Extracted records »
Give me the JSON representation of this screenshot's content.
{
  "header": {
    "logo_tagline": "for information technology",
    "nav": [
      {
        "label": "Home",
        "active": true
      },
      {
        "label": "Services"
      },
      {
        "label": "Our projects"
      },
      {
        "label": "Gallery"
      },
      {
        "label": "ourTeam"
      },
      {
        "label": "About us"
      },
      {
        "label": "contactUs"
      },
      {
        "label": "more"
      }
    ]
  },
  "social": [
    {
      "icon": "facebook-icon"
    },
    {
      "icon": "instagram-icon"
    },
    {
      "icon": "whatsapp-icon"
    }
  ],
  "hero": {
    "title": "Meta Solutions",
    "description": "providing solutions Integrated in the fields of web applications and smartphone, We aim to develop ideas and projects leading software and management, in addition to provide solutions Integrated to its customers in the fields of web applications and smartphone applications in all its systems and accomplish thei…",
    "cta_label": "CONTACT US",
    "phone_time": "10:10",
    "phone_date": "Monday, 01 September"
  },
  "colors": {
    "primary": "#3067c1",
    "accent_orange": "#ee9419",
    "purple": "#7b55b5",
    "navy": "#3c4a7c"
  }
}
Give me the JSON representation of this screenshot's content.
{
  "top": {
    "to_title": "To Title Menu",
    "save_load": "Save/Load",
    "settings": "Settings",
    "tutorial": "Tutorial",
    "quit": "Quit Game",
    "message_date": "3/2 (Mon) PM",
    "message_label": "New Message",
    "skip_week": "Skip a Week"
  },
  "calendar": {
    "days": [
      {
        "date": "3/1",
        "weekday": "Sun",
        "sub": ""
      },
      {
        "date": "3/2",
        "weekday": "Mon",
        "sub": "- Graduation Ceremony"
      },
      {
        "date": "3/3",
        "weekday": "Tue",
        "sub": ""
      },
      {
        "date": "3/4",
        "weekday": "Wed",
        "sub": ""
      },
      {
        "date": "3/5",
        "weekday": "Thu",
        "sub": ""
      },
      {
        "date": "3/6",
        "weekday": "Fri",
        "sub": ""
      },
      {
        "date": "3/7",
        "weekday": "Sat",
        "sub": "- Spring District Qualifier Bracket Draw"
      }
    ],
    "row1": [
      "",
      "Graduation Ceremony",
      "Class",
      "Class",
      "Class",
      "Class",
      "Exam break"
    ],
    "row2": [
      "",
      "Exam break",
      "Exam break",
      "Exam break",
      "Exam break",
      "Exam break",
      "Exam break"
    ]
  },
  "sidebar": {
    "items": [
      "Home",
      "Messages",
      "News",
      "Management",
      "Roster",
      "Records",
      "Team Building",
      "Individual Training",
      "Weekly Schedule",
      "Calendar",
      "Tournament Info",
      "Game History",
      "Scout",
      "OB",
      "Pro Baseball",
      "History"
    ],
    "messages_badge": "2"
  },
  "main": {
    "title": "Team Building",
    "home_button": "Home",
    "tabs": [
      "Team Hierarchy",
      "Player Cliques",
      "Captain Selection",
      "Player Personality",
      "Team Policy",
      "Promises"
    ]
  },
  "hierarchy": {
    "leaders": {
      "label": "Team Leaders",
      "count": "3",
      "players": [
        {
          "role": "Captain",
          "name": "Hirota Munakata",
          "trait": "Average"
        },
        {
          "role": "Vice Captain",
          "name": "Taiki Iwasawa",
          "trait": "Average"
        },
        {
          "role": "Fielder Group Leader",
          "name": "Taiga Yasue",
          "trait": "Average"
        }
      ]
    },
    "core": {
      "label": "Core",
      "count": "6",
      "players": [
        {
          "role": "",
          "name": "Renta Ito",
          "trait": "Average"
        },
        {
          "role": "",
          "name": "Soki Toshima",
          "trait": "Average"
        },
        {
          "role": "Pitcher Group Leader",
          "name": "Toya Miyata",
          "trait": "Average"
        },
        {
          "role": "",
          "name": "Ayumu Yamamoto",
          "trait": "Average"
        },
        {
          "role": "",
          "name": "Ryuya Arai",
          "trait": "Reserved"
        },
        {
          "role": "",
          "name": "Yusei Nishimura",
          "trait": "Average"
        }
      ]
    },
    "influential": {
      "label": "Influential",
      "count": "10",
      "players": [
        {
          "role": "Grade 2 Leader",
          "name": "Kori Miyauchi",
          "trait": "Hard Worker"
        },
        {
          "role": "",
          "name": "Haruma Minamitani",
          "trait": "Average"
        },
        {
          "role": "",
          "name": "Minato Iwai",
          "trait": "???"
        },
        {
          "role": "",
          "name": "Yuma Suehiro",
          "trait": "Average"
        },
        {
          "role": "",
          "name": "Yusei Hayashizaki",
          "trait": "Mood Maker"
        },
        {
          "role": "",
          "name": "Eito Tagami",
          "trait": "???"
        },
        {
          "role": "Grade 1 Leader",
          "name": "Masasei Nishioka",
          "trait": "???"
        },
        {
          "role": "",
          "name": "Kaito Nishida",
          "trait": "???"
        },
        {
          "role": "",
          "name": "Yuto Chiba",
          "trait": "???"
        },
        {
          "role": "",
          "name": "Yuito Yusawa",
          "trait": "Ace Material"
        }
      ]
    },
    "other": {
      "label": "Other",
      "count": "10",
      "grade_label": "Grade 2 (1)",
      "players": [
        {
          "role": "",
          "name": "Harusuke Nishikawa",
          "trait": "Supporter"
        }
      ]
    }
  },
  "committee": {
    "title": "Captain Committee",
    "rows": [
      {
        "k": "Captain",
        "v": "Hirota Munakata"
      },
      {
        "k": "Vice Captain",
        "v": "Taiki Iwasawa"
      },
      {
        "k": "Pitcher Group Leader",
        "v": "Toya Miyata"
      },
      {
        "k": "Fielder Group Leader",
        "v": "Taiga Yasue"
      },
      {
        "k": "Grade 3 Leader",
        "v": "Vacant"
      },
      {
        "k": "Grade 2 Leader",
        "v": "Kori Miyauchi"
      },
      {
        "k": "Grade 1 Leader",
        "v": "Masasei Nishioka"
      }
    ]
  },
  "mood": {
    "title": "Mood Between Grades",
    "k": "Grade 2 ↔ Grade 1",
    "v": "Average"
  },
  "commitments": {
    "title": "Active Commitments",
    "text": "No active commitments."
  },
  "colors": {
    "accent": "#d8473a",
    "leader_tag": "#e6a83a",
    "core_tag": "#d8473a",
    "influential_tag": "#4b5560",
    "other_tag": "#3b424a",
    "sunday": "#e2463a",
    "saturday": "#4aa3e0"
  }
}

TASK TO CARRY OUT »
Search the entries for "Fielder" and copy out each line that has it.

CORRECT RESPONSE »
          "role": "Fielder Group Leader",
        "k": "Fielder Group Leader",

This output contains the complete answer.